» **TASK DETAILS**: Make an exact copy of the records, dropping all pictures.

» **EXCERPTED DATA**:
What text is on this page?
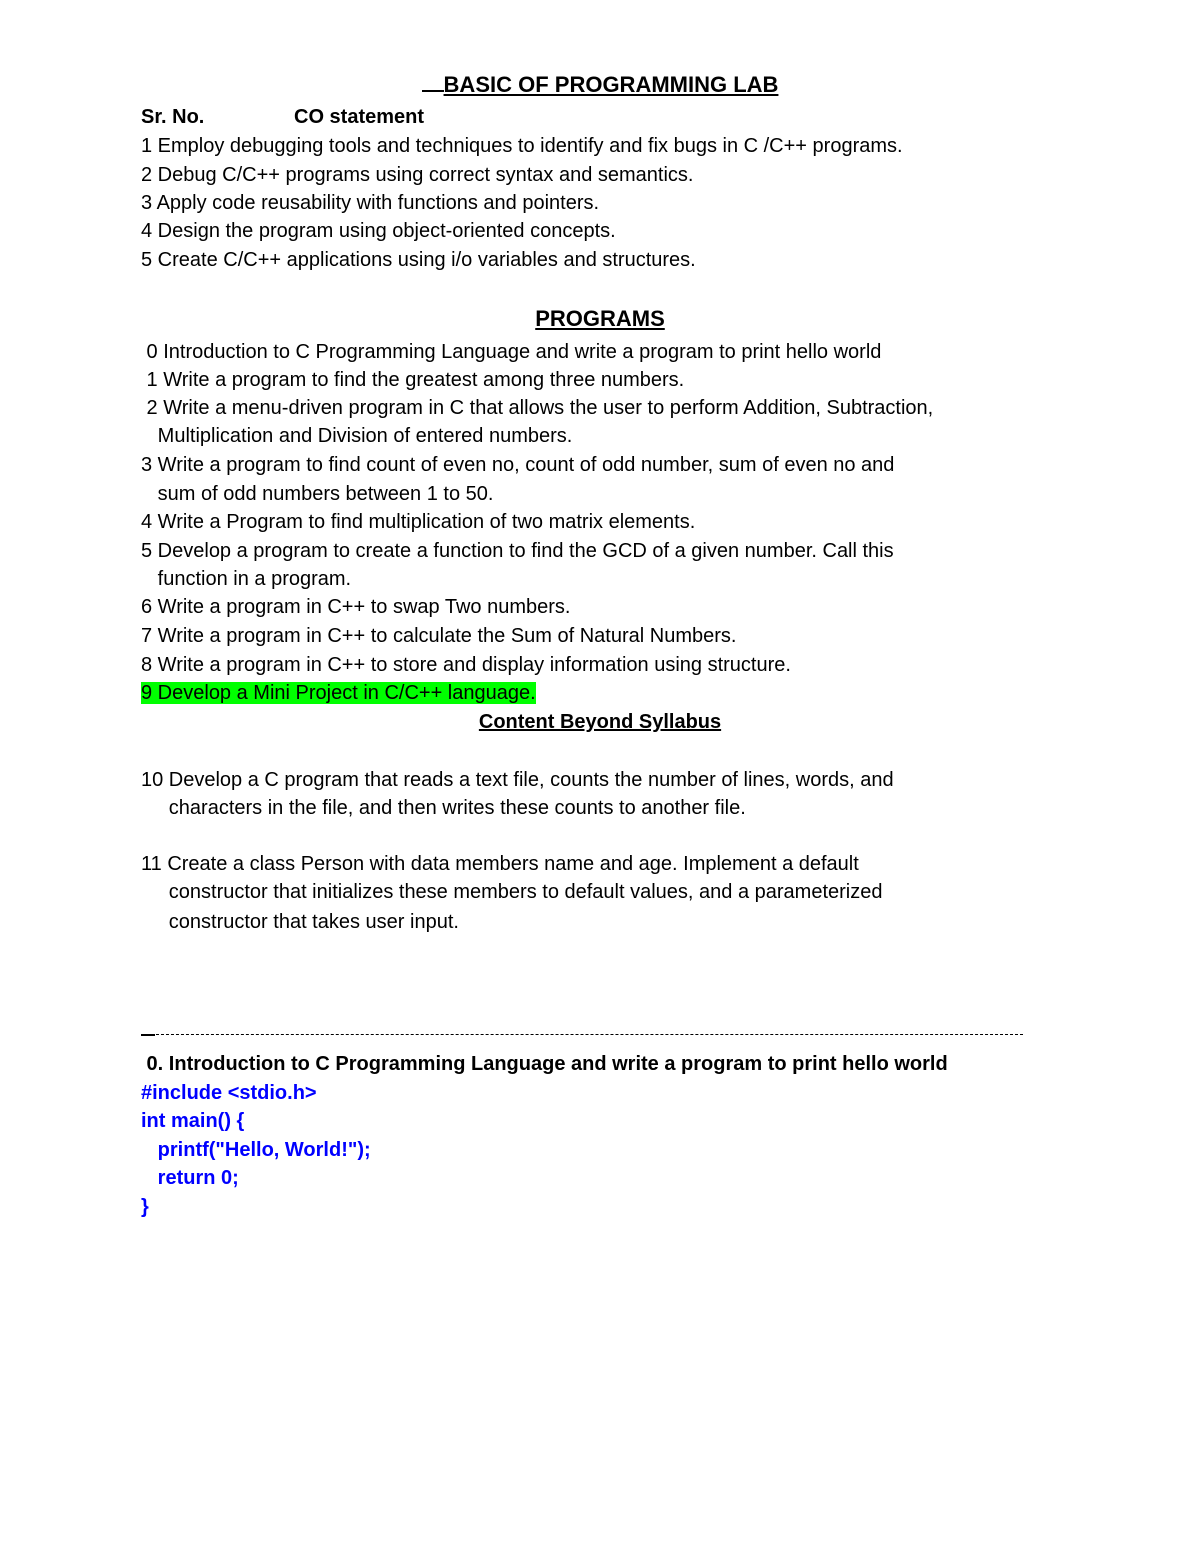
BASIC OF PROGRAMMING LAB
Sr. No.	CO statement
1 Employ debugging tools and techniques to identify and fix bugs in C /C++ programs.
2 Debug C/C++ programs using correct syntax and semantics.
3 Apply code reusability with functions and pointers.
4 Design the program using object-oriented concepts.
5 Create C/C++ applications using i/o variables and structures.
PROGRAMS
0 Introduction to C Programming Language and write a program to print hello world
1 Write a program to find the greatest among three numbers.
2 Write a menu-driven program in C that allows the user to perform Addition, Subtraction,
Multiplication and Division of entered numbers.
3 Write a program to find count of even no, count of odd number, sum of even no and
sum of odd numbers between 1 to 50.
4 Write a Program to find multiplication of two matrix elements.
5 Develop a program to create a function to find the GCD of a given number. Call this
function in a program.
6 Write a program in C++ to swap Two numbers.
7 Write a program in C++ to calculate the Sum of Natural Numbers.
8 Write a program in C++ to store and display information using structure.
9 Develop a Mini Project in C/C++ language.
Content Beyond Syllabus
10 Develop a C program that reads a text file, counts the number of lines, words, and
characters in the file, and then writes these counts to another file.
11 Create a class Person with data members name and age. Implement a default
constructor that initializes these members to default values, and a parameterized
constructor that takes user input.
0. Introduction to C Programming Language and write a program to print hello world
#include <stdio.h>
int main() {
printf("Hello, World!");
return 0;
}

» **SOLUTION BELOW**:
What text is on this page?
BASIC OF PROGRAMMING LAB
Sr. No.	CO statement
1 Employ debugging tools and techniques to identify and fix bugs in C /C++ programs.
2 Debug C/C++ programs using correct syntax and semantics.
3 Apply code reusability with functions and pointers.
4 Design the program using object-oriented concepts.
5 Create C/C++ applications using i/o variables and structures.
PROGRAMS
0 Introduction to C Programming Language and write a program to print hello world
1 Write a program to find the greatest among three numbers.
2 Write a menu-driven program in C that allows the user to perform Addition, Subtraction,
Multiplication and Division of entered numbers.
3 Write a program to find count of even no, count of odd number, sum of even no and
sum of odd numbers between 1 to 50.
4 Write a Program to find multiplication of two matrix elements.
5 Develop a program to create a function to find the GCD of a given number. Call this
function in a program.
6 Write a program in C++ to swap Two numbers.
7 Write a program in C++ to calculate the Sum of Natural Numbers.
8 Write a program in C++ to store and display information using structure.
9 Develop a Mini Project in C/C++ language.
Content Beyond Syllabus
10 Develop a C program that reads a text file, counts the number of lines, words, and
characters in the file, and then writes these counts to another file.
11 Create a class Person with data members name and age. Implement a default
constructor that initializes these members to default values, and a parameterized
constructor that takes user input.
0. Introduction to C Programming Language and write a program to print hello world
#include <stdio.h>
int main() {
printf("Hello, World!");
return 0;
}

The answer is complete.